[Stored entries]

┄┄┄┄┄┄┄┄┄┄

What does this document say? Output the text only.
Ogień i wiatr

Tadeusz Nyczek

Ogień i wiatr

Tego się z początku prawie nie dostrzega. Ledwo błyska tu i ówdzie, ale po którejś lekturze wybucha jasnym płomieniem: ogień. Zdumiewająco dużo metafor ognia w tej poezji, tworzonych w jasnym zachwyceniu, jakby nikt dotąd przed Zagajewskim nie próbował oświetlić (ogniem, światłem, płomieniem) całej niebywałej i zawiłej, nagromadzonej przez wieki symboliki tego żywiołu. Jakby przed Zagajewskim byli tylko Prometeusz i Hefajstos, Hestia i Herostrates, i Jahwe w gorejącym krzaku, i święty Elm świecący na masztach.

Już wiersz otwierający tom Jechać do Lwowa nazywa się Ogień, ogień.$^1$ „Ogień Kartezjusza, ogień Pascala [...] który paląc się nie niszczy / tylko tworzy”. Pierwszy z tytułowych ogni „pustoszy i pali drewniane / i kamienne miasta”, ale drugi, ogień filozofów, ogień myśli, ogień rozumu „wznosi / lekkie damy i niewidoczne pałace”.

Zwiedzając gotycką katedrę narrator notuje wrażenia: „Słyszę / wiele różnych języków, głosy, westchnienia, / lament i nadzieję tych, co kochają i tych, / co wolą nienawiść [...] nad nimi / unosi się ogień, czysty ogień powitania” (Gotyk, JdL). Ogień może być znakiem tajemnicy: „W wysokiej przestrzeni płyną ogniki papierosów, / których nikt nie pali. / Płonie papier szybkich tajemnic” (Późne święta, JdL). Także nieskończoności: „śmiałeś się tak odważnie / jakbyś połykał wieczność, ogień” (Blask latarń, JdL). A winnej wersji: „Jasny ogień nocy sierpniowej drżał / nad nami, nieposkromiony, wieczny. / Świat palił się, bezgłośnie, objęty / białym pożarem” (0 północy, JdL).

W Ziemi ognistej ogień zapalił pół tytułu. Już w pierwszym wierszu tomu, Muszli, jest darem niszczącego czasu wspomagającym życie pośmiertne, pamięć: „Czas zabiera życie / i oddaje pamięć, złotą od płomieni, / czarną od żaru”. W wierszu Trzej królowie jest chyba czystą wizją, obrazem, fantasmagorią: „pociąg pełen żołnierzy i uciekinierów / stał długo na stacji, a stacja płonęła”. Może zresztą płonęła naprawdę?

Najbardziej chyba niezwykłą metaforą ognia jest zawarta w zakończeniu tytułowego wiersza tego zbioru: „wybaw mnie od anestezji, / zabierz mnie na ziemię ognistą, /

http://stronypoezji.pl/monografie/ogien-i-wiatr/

┄┄┄┄┄┄┄┄┄┄

■ What the task asks ■
Please set down the whole listing above without altering a single line.

■ Full response ■
What does this document say? Output the text only.
Ogień i wiatr

Tadeusz Nyczek

Ogień i wiatr

Tego się z początku prawie nie dostrzega. Ledwo błyska tu i ówdzie, ale po którejś lekturze wybucha jasnym płomieniem: ogień. Zdumiewająco dużo metafor ognia w tej poezji, tworzonych w jasnym zachwyceniu, jakby nikt dotąd przed Zagajewskim nie próbował oświetlić (ogniem, światłem, płomieniem) całej niebywałej i zawiłej, nagromadzonej przez wieki symboliki tego żywiołu. Jakby przed Zagajewskim byli tylko Prometeusz i Hefajstos, Hestia i Herostrates, i Jahwe w gorejącym krzaku, i święty Elm świecący na masztach.

Już wiersz otwierający tom Jechać do Lwowa nazywa się Ogień, ogień.$^1$ „Ogień Kartezjusza, ogień Pascala [...] który paląc się nie niszczy / tylko tworzy”. Pierwszy z tytułowych ogni „pustoszy i pali drewniane / i kamienne miasta”, ale drugi, ogień filozofów, ogień myśli, ogień rozumu „wznosi / lekkie damy i niewidoczne pałace”.

Zwiedzając gotycką katedrę narrator notuje wrażenia: „Słyszę / wiele różnych języków, głosy, westchnienia, / lament i nadzieję tych, co kochają i tych, / co wolą nienawiść [...] nad nimi / unosi się ogień, czysty ogień powitania” (Gotyk, JdL). Ogień może być znakiem tajemnicy: „W wysokiej przestrzeni płyną ogniki papierosów, / których nikt nie pali. / Płonie papier szybkich tajemnic” (Późne święta, JdL). Także nieskończoności: „śmiałeś się tak odważnie / jakbyś połykał wieczność, ogień” (Blask latarń, JdL). A winnej wersji: „Jasny ogień nocy sierpniowej drżał / nad nami, nieposkromiony, wieczny. / Świat palił się, bezgłośnie, objęty / białym pożarem” (0 północy, JdL).

W Ziemi ognistej ogień zapalił pół tytułu. Już w pierwszym wierszu tomu, Muszli, jest darem niszczącego czasu wspomagającym życie pośmiertne, pamięć: „Czas zabiera życie / i oddaje pamięć, złotą od płomieni, / czarną od żaru”. W wierszu Trzej królowie jest chyba czystą wizją, obrazem, fantasmagorią: „pociąg pełen żołnierzy i uciekinierów / stał długo na stacji, a stacja płonęła”. Może zresztą płonęła naprawdę?

Najbardziej chyba niezwykłą metaforą ognia jest zawarta w zakończeniu tytułowego wiersza tego zbioru: „wybaw mnie od anestezji, / zabierz mnie na ziemię ognistą, /

http://stronypoezji.pl/monografie/ogien-i-wiatr/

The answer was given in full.